(Raw records)
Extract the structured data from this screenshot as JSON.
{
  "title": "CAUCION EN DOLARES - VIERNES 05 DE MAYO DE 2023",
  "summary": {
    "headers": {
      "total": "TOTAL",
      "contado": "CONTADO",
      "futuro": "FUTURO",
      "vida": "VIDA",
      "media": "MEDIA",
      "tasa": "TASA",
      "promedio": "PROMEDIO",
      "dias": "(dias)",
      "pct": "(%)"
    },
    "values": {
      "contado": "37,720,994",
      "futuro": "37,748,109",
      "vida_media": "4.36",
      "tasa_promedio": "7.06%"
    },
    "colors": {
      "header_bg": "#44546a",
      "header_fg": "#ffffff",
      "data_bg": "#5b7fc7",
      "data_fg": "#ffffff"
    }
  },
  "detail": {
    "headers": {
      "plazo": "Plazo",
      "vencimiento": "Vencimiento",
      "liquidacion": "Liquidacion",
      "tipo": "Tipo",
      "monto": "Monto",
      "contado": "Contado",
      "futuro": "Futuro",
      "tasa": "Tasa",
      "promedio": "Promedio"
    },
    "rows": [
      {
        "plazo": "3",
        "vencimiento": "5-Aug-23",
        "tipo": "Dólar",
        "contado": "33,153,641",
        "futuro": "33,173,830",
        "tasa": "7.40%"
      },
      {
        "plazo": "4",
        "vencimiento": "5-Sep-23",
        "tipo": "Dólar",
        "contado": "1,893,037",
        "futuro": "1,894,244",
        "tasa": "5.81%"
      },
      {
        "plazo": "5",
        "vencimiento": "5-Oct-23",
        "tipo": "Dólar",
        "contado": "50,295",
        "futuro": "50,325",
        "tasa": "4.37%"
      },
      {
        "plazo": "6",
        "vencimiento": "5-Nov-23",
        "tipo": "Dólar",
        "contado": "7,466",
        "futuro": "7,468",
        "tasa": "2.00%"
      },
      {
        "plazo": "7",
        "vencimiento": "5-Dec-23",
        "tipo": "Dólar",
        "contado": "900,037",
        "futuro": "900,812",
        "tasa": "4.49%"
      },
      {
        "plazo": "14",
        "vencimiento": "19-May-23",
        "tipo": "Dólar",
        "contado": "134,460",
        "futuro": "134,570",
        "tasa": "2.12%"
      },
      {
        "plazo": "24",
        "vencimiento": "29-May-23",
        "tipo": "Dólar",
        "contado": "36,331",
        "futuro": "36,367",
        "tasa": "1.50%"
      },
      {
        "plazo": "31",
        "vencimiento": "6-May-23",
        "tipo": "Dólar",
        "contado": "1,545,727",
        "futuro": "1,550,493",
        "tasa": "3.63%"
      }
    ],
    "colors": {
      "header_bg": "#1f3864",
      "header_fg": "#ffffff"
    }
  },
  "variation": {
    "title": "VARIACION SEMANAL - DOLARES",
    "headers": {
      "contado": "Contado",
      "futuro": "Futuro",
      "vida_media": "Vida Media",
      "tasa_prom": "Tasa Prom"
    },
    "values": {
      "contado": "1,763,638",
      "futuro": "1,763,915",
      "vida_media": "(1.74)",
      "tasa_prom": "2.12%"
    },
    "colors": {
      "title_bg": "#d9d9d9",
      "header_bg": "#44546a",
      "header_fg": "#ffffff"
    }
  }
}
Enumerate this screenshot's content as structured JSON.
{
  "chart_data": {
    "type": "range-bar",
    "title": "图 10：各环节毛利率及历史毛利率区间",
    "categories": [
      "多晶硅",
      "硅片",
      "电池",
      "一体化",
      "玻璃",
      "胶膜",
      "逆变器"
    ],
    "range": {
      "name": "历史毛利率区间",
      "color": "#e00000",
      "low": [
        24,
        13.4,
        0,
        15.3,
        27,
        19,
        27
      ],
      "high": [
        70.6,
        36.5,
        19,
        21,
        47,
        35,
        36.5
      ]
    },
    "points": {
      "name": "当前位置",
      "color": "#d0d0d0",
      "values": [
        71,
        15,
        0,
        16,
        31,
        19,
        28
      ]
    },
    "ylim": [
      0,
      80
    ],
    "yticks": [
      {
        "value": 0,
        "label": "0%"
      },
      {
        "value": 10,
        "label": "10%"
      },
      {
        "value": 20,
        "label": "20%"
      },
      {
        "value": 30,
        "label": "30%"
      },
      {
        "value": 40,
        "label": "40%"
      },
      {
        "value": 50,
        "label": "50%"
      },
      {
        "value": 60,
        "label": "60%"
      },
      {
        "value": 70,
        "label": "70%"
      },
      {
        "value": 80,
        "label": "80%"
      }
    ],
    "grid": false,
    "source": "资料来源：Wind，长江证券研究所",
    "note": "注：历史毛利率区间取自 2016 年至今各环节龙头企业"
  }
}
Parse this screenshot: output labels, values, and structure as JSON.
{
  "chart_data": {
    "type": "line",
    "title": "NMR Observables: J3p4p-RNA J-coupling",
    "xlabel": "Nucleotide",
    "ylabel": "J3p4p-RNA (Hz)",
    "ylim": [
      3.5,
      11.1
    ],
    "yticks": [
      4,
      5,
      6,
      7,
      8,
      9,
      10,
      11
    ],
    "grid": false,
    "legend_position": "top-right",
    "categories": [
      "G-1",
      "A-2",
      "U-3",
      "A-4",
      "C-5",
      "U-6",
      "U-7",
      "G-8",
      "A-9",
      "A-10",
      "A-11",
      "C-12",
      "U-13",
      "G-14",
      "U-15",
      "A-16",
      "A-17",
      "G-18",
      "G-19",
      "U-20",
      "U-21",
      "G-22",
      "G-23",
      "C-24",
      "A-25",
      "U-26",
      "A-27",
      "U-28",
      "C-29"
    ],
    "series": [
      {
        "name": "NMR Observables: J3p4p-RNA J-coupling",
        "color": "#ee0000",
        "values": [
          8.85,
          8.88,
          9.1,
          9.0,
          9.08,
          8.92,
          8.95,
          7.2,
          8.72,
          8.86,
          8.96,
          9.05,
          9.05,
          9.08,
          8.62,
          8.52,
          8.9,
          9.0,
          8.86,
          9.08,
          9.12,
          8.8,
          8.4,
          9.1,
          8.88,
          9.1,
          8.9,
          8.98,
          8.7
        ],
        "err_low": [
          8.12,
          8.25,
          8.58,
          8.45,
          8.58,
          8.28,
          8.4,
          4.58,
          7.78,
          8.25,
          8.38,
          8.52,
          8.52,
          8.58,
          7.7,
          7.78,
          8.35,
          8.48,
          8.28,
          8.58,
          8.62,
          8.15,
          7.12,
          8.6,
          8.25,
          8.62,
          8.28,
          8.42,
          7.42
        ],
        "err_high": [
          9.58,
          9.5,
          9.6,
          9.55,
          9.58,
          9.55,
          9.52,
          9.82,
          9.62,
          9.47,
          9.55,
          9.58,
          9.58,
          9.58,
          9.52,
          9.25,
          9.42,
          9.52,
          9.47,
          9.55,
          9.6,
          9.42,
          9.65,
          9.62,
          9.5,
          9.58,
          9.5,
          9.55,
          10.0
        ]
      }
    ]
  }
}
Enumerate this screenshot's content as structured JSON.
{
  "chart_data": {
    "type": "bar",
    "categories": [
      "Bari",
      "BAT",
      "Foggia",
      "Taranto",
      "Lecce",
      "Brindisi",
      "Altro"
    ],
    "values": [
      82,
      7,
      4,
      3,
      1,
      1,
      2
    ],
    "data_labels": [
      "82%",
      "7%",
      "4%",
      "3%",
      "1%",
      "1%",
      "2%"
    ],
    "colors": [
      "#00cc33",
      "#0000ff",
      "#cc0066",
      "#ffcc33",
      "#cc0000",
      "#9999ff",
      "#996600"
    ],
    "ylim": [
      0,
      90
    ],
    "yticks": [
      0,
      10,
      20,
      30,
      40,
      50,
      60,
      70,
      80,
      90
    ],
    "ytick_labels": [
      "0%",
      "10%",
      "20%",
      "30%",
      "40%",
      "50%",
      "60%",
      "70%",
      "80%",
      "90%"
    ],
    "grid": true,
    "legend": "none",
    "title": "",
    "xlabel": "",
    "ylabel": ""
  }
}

SHORT EXERCISE >>
From the data above, show each line that contains "vencimiento".

REPLY TO THE EXERCISE >>
      "vencimiento": "Vencimiento",
        "vencimiento": "5-Aug-23",
        "vencimiento": "5-Sep-23",
        "vencimiento": "5-Oct-23",
        "vencimiento": "5-Nov-23",
        "vencimiento": "5-Dec-23",
        "vencimiento": "19-May-23",
        "vencimiento": "29-May-23",
        "vencimiento": "6-May-23",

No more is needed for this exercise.